Exercise: Every entry here needs to be repeated exactly.

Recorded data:
····················

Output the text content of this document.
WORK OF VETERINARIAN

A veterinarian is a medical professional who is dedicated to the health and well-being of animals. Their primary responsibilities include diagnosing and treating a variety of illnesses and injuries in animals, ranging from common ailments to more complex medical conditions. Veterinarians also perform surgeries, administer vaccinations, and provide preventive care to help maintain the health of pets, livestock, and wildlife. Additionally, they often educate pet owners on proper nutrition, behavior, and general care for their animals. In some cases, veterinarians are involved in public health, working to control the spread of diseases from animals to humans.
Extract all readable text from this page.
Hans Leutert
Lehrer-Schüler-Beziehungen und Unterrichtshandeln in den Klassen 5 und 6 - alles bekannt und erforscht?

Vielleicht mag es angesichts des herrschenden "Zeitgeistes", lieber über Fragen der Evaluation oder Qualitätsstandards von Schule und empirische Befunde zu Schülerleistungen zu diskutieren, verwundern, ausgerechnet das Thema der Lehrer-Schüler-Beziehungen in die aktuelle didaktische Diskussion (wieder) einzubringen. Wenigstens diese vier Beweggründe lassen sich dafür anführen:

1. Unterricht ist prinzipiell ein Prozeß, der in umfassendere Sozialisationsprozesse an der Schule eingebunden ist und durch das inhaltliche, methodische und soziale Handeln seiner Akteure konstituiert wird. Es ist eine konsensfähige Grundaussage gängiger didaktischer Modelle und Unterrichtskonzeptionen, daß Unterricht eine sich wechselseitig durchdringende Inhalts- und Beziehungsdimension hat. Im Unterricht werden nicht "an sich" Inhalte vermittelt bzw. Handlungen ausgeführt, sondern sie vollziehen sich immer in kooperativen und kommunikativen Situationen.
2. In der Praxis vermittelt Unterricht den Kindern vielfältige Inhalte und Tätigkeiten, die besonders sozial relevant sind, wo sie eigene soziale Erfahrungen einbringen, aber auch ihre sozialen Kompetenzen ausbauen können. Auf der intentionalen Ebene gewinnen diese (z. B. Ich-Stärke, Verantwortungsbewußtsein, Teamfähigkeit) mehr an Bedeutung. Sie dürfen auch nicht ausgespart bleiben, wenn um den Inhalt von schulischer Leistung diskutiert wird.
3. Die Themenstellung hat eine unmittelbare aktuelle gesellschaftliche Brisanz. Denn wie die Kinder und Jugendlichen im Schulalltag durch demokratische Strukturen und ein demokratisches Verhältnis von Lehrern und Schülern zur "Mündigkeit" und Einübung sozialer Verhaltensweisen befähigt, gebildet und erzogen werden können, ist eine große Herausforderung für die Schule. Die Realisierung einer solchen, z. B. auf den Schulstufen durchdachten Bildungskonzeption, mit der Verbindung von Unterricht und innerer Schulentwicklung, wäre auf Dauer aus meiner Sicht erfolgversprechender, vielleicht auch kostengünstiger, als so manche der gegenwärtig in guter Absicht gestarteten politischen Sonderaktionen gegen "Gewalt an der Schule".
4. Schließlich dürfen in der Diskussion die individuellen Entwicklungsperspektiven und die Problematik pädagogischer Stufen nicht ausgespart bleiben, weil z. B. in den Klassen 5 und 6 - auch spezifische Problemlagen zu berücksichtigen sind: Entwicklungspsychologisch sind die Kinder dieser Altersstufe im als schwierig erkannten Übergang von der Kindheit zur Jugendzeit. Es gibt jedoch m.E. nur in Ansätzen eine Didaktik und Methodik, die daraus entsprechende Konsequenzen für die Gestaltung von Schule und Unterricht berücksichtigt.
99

····················

Expected answer:
Output the text content of this document.
WORK OF VETERINARIAN

A veterinarian is a medical professional who is dedicated to the health and well-being of animals. Their primary responsibilities include diagnosing and treating a variety of illnesses and injuries in animals, ranging from common ailments to more complex medical conditions. Veterinarians also perform surgeries, administer vaccinations, and provide preventive care to help maintain the health of pets, livestock, and wildlife. Additionally, they often educate pet owners on proper nutrition, behavior, and general care for their animals. In some cases, veterinarians are involved in public health, working to control the spread of diseases from animals to humans.
Extract all readable text from this page.
Hans Leutert
Lehrer-Schüler-Beziehungen und Unterrichtshandeln in den Klassen 5 und 6 - alles bekannt und erforscht?

Vielleicht mag es angesichts des herrschenden "Zeitgeistes", lieber über Fragen der Evaluation oder Qualitätsstandards von Schule und empirische Befunde zu Schülerleistungen zu diskutieren, verwundern, ausgerechnet das Thema der Lehrer-Schüler-Beziehungen in die aktuelle didaktische Diskussion (wieder) einzubringen. Wenigstens diese vier Beweggründe lassen sich dafür anführen:

1. Unterricht ist prinzipiell ein Prozeß, der in umfassendere Sozialisationsprozesse an der Schule eingebunden ist und durch das inhaltliche, methodische und soziale Handeln seiner Akteure konstituiert wird. Es ist eine konsensfähige Grundaussage gängiger didaktischer Modelle und Unterrichtskonzeptionen, daß Unterricht eine sich wechselseitig durchdringende Inhalts- und Beziehungsdimension hat. Im Unterricht werden nicht "an sich" Inhalte vermittelt bzw. Handlungen ausgeführt, sondern sie vollziehen sich immer in kooperativen und kommunikativen Situationen.
2. In der Praxis vermittelt Unterricht den Kindern vielfältige Inhalte und Tätigkeiten, die besonders sozial relevant sind, wo sie eigene soziale Erfahrungen einbringen, aber auch ihre sozialen Kompetenzen ausbauen können. Auf der intentionalen Ebene gewinnen diese (z. B. Ich-Stärke, Verantwortungsbewußtsein, Teamfähigkeit) mehr an Bedeutung. Sie dürfen auch nicht ausgespart bleiben, wenn um den Inhalt von schulischer Leistung diskutiert wird.
3. Die Themenstellung hat eine unmittelbare aktuelle gesellschaftliche Brisanz. Denn wie die Kinder und Jugendlichen im Schulalltag durch demokratische Strukturen und ein demokratisches Verhältnis von Lehrern und Schülern zur "Mündigkeit" und Einübung sozialer Verhaltensweisen befähigt, gebildet und erzogen werden können, ist eine große Herausforderung für die Schule. Die Realisierung einer solchen, z. B. auf den Schulstufen durchdachten Bildungskonzeption, mit der Verbindung von Unterricht und innerer Schulentwicklung, wäre auf Dauer aus meiner Sicht erfolgversprechender, vielleicht auch kostengünstiger, als so manche der gegenwärtig in guter Absicht gestarteten politischen Sonderaktionen gegen "Gewalt an der Schule".
4. Schließlich dürfen in der Diskussion die individuellen Entwicklungsperspektiven und die Problematik pädagogischer Stufen nicht ausgespart bleiben, weil z. B. in den Klassen 5 und 6 - auch spezifische Problemlagen zu berücksichtigen sind: Entwicklungspsychologisch sind die Kinder dieser Altersstufe im als schwierig erkannten Übergang von der Kindheit zur Jugendzeit. Es gibt jedoch m.E. nur in Ansätzen eine Didaktik und Methodik, die daraus entsprechende Konsequenzen für die Gestaltung von Schule und Unterricht berücksichtigt.
99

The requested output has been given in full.